== Your goal ==
Copy all of the material word for word, except for the pictures.

Stored entries

--------------------------------------------------

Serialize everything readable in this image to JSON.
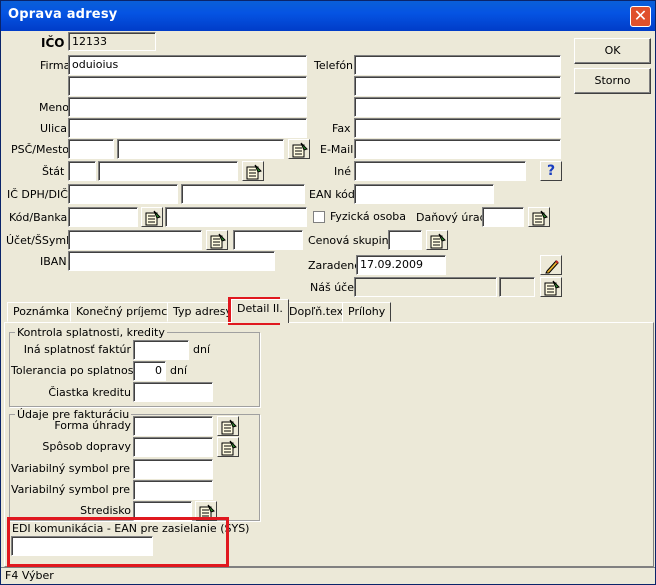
{
  "window": {
    "title": "Oprava adresy",
    "close_symbol": "✕"
  },
  "buttons": {
    "ok": "OK",
    "cancel": "Storno",
    "help": "?"
  },
  "fields": {
    "ico": {
      "label": "IČO",
      "value": "12133"
    },
    "firma": {
      "label": "Firma",
      "value": "oduioius"
    },
    "meno": {
      "label": "Meno"
    },
    "ulica": {
      "label": "Ulica"
    },
    "psc": {
      "label": "PSČ/Mesto"
    },
    "stat": {
      "label": "Štát"
    },
    "icdph": {
      "label": "IČ DPH/DIČ"
    },
    "kodbanka": {
      "label": "Kód/Banka"
    },
    "ucet": {
      "label": "Účet/ŠSymb"
    },
    "iban": {
      "label": "IBAN"
    },
    "telefon": {
      "label": "Telefón"
    },
    "fax": {
      "label": "Fax"
    },
    "email": {
      "label": "E-Mail"
    },
    "ine": {
      "label": "Iné"
    },
    "ean": {
      "label": "EAN kód"
    },
    "fyzicka": {
      "label": "Fyzická osoba"
    },
    "danovy": {
      "label": "Daňový úrad"
    },
    "cenova": {
      "label": "Cenová skupina"
    },
    "zaradene": {
      "label": "Zaradené",
      "value": "17.09.2009"
    },
    "nas_ucet": {
      "label": "Náš účet"
    }
  },
  "tabs": [
    "Poznámka",
    "Konečný príjemca",
    "Typ adresy",
    "Detail II.",
    "Dopľň.text",
    "Prílohy"
  ],
  "active_tab": "Detail II.",
  "kontrola": {
    "title": "Kontrola splatnosti, kredity",
    "ina_splatnost": "Iná splatnosť faktúr",
    "ina_unit": "dní",
    "tolerancia": "Tolerancia po splatnosti",
    "tolerancia_value": "0",
    "tolerancia_unit": "dní",
    "ciastka": "Čiastka kreditu"
  },
  "udaje": {
    "title": "Údaje pre fakturáciu",
    "forma": "Forma úhrady",
    "sposob": "Spôsob dopravy",
    "vs_fv": "Variabilný symbol pre FV",
    "vs_fp": "Variabilný symbol pre FP",
    "stredisko": "Stredisko"
  },
  "edi": {
    "label": "EDI komunikácia - EAN pre zasielanie (SYS)"
  },
  "status": "F4 Výber",
  "colors": {
    "titlebar": "#0554e3",
    "highlight": "#e0181f",
    "dialog": "#ece9d8"
  }
}
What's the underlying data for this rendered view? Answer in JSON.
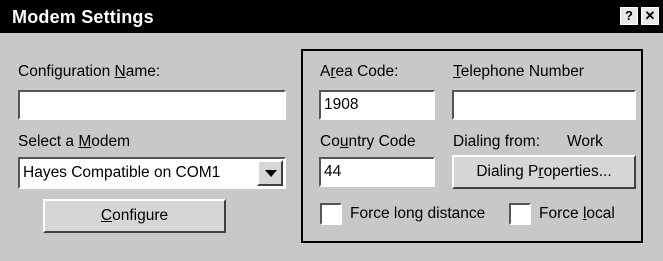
{
  "window": {
    "title": "Modem Settings",
    "help_glyph": "?",
    "close_glyph": "✕"
  },
  "left": {
    "config_name_label": {
      "pre": "Configuration ",
      "key": "N",
      "post": "ame:"
    },
    "config_name_value": "",
    "select_modem_label": {
      "pre": "Select a ",
      "key": "M",
      "post": "odem"
    },
    "modem_selected": "Hayes Compatible on COM1",
    "configure_button": {
      "pre": "",
      "key": "C",
      "post": "onfigure"
    }
  },
  "right": {
    "area_code_label": {
      "pre": "A",
      "key": "r",
      "post": "ea Code:"
    },
    "area_code_value": "1908",
    "telephone_label": {
      "pre": "",
      "key": "T",
      "post": "elephone Number"
    },
    "telephone_value": "",
    "country_code_label": {
      "pre": "Co",
      "key": "u",
      "post": "ntry Code"
    },
    "country_code_value": "44",
    "dialing_from_label": "Dialing from:",
    "dialing_from_value": "Work",
    "dialing_properties_button": {
      "pre": "Dialing P",
      "key": "r",
      "post": "operties..."
    },
    "force_long_distance": {
      "pre": "Force lon",
      "key": "g",
      "post": " distance",
      "checked": false
    },
    "force_local": {
      "pre": "Force ",
      "key": "l",
      "post": "ocal",
      "checked": false
    }
  }
}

--------------------------------------------------

== Correct output ==
Serialize everything readable in this image to JSON.
{
  "window": {
    "title": "Oprava adresy",
    "close_symbol": "✕"
  },
  "buttons": {
    "ok": "OK",
    "cancel": "Storno",
    "help": "?"
  },
  "fields": {
    "ico": {
      "label": "IČO",
      "value": "12133"
    },
    "firma": {
      "label": "Firma",
      "value": "oduioius"
    },
    "meno": {
      "label": "Meno"
    },
    "ulica": {
      "label": "Ulica"
    },
    "psc": {
      "label": "PSČ/Mesto"
    },
    "stat": {
      "label": "Štát"
    },
    "icdph": {
      "label": "IČ DPH/DIČ"
    },
    "kodbanka": {
      "label": "Kód/Banka"
    },
    "ucet": {
      "label": "Účet/ŠSymb"
    },
    "iban": {
      "label": "IBAN"
    },
    "telefon": {
      "label": "Telefón"
    },
    "fax": {
      "label": "Fax"
    },
    "email": {
      "label": "E-Mail"
    },
    "ine": {
      "label": "Iné"
    },
    "ean": {
      "label": "EAN kód"
    },
    "fyzicka": {
      "label": "Fyzická osoba"
    },
    "danovy": {
      "label": "Daňový úrad"
    },
    "cenova": {
      "label": "Cenová skupina"
    },
    "zaradene": {
      "label": "Zaradené",
      "value": "17.09.2009"
    },
    "nas_ucet": {
      "label": "Náš účet"
    }
  },
  "tabs": [
    "Poznámka",
    "Konečný príjemca",
    "Typ adresy",
    "Detail II.",
    "Dopľň.text",
    "Prílohy"
  ],
  "active_tab": "Detail II.",
  "kontrola": {
    "title": "Kontrola splatnosti, kredity",
    "ina_splatnost": "Iná splatnosť faktúr",
    "ina_unit": "dní",
    "tolerancia": "Tolerancia po splatnosti",
    "tolerancia_value": "0",
    "tolerancia_unit": "dní",
    "ciastka": "Čiastka kreditu"
  },
  "udaje": {
    "title": "Údaje pre fakturáciu",
    "forma": "Forma úhrady",
    "sposob": "Spôsob dopravy",
    "vs_fv": "Variabilný symbol pre FV",
    "vs_fp": "Variabilný symbol pre FP",
    "stredisko": "Stredisko"
  },
  "edi": {
    "label": "EDI komunikácia - EAN pre zasielanie (SYS)"
  },
  "status": "F4 Výber",
  "colors": {
    "titlebar": "#0554e3",
    "highlight": "#e0181f",
    "dialog": "#ece9d8"
  }
}
What's the underlying data for this rendered view? Answer in JSON.
{
  "window": {
    "title": "Modem Settings",
    "help_glyph": "?",
    "close_glyph": "✕"
  },
  "left": {
    "config_name_label": {
      "pre": "Configuration ",
      "key": "N",
      "post": "ame:"
    },
    "config_name_value": "",
    "select_modem_label": {
      "pre": "Select a ",
      "key": "M",
      "post": "odem"
    },
    "modem_selected": "Hayes Compatible on COM1",
    "configure_button": {
      "pre": "",
      "key": "C",
      "post": "onfigure"
    }
  },
  "right": {
    "area_code_label": {
      "pre": "A",
      "key": "r",
      "post": "ea Code:"
    },
    "area_code_value": "1908",
    "telephone_label": {
      "pre": "",
      "key": "T",
      "post": "elephone Number"
    },
    "telephone_value": "",
    "country_code_label": {
      "pre": "Co",
      "key": "u",
      "post": "ntry Code"
    },
    "country_code_value": "44",
    "dialing_from_label": "Dialing from:",
    "dialing_from_value": "Work",
    "dialing_properties_button": {
      "pre": "Dialing P",
      "key": "r",
      "post": "operties..."
    },
    "force_long_distance": {
      "pre": "Force lon",
      "key": "g",
      "post": " distance",
      "checked": false
    },
    "force_local": {
      "pre": "Force ",
      "key": "l",
      "post": "ocal",
      "checked": false
    }
  }
}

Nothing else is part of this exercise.